> _INSTRUCTIONS TO FOLLOW_:
List each line of the data in which the string "θηλάζουν" appears.

───── DATA SHOWN ─────

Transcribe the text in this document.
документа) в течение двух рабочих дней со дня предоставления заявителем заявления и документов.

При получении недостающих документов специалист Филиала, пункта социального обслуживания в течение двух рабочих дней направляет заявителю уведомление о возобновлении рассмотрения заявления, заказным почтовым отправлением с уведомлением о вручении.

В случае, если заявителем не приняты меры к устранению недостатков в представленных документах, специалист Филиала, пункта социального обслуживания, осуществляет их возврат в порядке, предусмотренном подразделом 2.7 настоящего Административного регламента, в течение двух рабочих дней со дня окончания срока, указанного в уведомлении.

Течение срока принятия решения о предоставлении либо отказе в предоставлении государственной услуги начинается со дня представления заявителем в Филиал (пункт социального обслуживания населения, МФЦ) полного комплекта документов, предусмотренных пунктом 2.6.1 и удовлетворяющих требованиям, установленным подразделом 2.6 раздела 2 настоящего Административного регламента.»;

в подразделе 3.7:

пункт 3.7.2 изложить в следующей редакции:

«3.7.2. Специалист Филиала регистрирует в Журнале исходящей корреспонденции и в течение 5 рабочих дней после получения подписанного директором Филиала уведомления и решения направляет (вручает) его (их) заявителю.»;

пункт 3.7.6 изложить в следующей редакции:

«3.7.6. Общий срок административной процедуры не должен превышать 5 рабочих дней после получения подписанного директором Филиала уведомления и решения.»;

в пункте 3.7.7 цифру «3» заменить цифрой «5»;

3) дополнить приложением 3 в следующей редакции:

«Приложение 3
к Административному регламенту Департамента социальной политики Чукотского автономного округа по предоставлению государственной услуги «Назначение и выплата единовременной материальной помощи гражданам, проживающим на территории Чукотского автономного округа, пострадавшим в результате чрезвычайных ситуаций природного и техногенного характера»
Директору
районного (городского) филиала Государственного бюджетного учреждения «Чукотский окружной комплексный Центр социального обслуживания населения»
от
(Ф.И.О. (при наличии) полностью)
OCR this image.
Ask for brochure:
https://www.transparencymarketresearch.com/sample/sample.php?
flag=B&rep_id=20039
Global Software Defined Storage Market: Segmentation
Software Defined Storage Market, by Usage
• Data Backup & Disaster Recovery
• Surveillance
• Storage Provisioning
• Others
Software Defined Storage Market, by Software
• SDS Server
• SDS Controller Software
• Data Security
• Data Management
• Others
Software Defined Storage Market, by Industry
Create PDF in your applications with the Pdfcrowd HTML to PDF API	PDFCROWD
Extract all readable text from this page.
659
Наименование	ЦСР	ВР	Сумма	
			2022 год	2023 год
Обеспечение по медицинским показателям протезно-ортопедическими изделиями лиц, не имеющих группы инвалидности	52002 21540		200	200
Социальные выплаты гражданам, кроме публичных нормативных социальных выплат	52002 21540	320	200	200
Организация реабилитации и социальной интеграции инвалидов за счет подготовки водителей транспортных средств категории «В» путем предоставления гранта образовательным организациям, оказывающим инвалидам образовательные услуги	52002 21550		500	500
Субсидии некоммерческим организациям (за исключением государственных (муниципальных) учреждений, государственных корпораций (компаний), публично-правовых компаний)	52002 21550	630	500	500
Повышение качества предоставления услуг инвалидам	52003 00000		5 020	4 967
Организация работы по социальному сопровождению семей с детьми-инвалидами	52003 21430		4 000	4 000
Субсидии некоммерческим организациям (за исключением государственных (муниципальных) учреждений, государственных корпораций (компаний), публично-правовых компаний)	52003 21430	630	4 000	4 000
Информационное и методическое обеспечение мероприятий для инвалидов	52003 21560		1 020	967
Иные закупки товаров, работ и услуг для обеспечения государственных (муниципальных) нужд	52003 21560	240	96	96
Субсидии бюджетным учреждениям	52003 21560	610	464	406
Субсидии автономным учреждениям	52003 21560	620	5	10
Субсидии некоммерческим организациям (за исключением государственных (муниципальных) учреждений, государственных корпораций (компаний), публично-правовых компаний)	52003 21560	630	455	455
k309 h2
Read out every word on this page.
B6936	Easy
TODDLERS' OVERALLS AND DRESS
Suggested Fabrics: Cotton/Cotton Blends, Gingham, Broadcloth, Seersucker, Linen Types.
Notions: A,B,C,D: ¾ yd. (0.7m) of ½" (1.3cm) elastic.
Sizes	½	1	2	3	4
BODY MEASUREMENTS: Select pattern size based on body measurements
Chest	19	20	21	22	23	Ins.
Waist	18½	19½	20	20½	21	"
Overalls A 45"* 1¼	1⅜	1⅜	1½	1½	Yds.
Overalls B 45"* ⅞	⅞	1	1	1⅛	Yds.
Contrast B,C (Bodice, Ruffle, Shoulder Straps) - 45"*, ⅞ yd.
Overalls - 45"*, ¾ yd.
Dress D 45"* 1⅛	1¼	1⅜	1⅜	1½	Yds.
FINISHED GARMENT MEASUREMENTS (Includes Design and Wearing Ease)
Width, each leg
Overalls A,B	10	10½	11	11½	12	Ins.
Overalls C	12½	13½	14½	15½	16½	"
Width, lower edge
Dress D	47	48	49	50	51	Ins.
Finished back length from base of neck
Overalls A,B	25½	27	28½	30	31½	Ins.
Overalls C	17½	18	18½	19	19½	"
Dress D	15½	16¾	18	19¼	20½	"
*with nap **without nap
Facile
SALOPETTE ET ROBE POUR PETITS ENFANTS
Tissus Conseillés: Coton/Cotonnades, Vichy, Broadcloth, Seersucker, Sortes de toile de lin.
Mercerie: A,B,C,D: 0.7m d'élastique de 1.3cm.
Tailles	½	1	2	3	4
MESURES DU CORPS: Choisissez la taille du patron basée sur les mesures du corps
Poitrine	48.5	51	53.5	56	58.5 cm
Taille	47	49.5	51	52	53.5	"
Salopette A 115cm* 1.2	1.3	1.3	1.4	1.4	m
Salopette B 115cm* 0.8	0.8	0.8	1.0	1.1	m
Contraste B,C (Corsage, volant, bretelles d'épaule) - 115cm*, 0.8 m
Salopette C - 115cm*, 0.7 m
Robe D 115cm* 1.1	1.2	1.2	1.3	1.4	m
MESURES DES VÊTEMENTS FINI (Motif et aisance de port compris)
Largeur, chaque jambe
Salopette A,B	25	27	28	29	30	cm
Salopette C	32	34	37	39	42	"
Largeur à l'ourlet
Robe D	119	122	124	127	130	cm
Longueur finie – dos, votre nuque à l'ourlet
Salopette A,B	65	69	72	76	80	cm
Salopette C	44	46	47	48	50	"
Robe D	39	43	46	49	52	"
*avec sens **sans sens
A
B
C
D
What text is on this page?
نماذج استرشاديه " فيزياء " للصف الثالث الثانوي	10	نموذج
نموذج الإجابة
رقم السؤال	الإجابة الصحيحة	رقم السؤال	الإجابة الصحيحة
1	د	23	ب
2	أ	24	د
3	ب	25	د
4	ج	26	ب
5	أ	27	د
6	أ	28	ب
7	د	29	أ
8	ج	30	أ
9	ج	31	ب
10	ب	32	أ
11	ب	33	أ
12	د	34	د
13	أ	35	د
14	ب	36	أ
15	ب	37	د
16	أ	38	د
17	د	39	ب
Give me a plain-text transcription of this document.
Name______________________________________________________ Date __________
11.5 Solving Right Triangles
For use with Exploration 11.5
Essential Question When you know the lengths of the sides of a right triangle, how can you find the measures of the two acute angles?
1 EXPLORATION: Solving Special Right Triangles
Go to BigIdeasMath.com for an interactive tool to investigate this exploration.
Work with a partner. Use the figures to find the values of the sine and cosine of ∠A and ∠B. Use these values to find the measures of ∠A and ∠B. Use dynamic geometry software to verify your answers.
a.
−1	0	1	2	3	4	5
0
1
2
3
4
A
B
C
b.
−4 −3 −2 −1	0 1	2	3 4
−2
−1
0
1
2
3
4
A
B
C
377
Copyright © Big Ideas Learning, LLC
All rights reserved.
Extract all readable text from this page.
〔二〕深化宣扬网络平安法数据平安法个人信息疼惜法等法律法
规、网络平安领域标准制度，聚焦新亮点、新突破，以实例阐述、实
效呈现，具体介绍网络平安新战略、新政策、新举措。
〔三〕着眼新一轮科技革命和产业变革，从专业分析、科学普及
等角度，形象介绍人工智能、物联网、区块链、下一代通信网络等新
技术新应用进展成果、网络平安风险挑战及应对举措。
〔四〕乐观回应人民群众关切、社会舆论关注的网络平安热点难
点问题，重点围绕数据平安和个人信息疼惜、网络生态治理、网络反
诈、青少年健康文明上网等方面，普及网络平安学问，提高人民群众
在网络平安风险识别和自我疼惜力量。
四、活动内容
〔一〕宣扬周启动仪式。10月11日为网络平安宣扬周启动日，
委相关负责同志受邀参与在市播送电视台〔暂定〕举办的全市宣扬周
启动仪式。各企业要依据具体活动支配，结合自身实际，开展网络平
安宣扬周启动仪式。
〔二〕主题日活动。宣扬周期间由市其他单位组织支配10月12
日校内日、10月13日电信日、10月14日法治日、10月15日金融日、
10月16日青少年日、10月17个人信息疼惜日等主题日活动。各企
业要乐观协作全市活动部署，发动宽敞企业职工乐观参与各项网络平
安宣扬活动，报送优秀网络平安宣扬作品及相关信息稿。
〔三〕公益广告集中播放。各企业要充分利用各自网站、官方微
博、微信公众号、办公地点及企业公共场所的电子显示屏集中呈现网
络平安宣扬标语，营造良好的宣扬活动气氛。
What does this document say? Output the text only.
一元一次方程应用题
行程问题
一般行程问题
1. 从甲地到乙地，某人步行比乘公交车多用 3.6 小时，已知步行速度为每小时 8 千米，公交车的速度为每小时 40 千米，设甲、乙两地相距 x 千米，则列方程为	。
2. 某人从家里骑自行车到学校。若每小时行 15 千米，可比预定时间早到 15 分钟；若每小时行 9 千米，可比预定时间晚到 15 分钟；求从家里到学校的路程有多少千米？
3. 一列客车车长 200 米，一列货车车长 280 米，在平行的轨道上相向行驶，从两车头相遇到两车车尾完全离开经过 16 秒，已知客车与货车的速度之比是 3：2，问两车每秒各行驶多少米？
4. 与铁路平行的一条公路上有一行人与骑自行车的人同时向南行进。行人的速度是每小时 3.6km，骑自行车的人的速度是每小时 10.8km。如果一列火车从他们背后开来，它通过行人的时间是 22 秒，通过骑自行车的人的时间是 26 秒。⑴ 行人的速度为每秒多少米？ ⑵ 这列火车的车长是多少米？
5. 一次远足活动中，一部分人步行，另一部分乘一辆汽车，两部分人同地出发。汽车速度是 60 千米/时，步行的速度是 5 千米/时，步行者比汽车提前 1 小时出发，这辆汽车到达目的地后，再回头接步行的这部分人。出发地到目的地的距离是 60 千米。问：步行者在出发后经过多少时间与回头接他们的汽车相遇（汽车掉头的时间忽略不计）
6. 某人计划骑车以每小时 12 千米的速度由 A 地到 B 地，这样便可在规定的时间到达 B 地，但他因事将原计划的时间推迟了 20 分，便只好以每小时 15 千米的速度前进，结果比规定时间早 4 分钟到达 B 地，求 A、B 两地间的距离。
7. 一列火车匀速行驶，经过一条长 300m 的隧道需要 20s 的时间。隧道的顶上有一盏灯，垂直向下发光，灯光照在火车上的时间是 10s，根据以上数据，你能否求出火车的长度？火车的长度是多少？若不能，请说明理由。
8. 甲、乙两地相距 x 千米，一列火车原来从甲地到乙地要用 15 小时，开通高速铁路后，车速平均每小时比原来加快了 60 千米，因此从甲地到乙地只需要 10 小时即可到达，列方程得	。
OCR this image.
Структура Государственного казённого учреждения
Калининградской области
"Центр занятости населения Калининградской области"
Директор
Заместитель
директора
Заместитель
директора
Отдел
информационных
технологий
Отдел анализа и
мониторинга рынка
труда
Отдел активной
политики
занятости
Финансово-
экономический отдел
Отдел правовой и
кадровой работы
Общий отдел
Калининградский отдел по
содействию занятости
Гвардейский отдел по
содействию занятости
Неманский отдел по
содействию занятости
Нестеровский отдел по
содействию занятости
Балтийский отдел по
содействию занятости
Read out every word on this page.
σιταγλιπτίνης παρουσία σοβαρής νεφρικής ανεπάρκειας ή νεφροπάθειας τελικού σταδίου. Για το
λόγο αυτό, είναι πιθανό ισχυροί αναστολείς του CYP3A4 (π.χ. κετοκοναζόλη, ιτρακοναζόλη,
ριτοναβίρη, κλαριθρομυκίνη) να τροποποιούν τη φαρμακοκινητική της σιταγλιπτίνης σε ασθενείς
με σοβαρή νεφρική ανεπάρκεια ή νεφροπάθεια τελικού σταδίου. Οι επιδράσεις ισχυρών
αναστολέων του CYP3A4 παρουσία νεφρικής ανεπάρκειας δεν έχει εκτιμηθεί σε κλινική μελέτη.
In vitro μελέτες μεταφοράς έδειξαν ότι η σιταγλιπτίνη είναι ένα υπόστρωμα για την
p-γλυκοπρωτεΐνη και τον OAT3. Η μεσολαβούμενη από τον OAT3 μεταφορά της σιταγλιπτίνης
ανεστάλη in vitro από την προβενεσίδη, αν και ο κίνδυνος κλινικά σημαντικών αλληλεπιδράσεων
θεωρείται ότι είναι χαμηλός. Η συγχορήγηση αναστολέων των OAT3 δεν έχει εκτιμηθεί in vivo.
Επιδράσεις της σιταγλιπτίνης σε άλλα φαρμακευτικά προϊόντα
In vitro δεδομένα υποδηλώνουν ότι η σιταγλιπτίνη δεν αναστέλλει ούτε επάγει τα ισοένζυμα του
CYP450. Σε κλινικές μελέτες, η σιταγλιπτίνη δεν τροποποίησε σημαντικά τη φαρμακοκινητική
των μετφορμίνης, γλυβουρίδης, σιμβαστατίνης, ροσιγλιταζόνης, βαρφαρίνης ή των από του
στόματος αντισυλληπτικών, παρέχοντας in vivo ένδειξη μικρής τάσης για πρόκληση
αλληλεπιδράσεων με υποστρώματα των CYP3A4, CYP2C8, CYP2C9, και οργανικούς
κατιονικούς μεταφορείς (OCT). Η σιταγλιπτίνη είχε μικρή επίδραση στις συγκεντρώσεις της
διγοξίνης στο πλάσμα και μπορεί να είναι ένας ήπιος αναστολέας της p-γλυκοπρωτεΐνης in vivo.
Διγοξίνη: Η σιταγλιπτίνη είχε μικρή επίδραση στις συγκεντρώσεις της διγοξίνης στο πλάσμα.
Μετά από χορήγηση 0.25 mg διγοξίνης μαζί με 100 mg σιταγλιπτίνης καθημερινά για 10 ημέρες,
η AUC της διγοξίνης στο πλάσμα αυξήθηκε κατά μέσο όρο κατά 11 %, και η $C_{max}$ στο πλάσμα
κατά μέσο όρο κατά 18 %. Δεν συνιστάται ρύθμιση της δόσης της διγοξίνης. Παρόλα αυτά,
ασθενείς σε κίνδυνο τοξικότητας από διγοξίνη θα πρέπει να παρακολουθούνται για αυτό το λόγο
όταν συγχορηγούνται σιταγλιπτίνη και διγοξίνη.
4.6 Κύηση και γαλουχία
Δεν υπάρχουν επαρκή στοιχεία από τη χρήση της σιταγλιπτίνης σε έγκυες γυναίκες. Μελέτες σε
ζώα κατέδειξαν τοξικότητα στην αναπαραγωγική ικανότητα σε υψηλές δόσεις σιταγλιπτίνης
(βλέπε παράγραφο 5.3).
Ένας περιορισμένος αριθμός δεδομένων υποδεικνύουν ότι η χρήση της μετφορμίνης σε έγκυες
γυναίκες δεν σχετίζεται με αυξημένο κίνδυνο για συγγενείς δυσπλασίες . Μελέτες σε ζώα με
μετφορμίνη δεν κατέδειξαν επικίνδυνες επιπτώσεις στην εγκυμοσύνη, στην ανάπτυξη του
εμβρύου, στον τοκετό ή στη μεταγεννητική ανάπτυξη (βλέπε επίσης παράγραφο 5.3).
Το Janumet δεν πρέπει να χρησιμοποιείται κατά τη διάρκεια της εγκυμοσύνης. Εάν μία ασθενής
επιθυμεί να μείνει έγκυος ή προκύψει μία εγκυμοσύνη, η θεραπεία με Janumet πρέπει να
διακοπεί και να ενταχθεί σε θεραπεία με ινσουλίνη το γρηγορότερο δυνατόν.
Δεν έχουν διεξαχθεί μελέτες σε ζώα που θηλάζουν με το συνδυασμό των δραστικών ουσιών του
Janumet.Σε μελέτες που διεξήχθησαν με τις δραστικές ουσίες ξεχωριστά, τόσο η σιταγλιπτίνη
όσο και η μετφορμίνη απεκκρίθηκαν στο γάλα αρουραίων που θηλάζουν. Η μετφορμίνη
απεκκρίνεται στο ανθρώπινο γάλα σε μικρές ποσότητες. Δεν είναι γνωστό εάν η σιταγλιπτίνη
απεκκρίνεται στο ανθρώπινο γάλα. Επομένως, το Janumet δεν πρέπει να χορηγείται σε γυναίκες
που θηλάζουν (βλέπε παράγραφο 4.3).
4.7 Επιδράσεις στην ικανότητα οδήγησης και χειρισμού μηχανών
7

─────

> _WRITTEN ANSWER_:
Δεν έχουν διεξαχθεί μελέτες σε ζώα που θηλάζουν με το συνδυασμό των δραστικών ουσιών του
όσο και η μετφορμίνη απεκκρίθηκαν στο γάλα αρουραίων που θηλάζουν. Η μετφορμίνη
που θηλάζουν (βλέπε παράγραφο 4.3).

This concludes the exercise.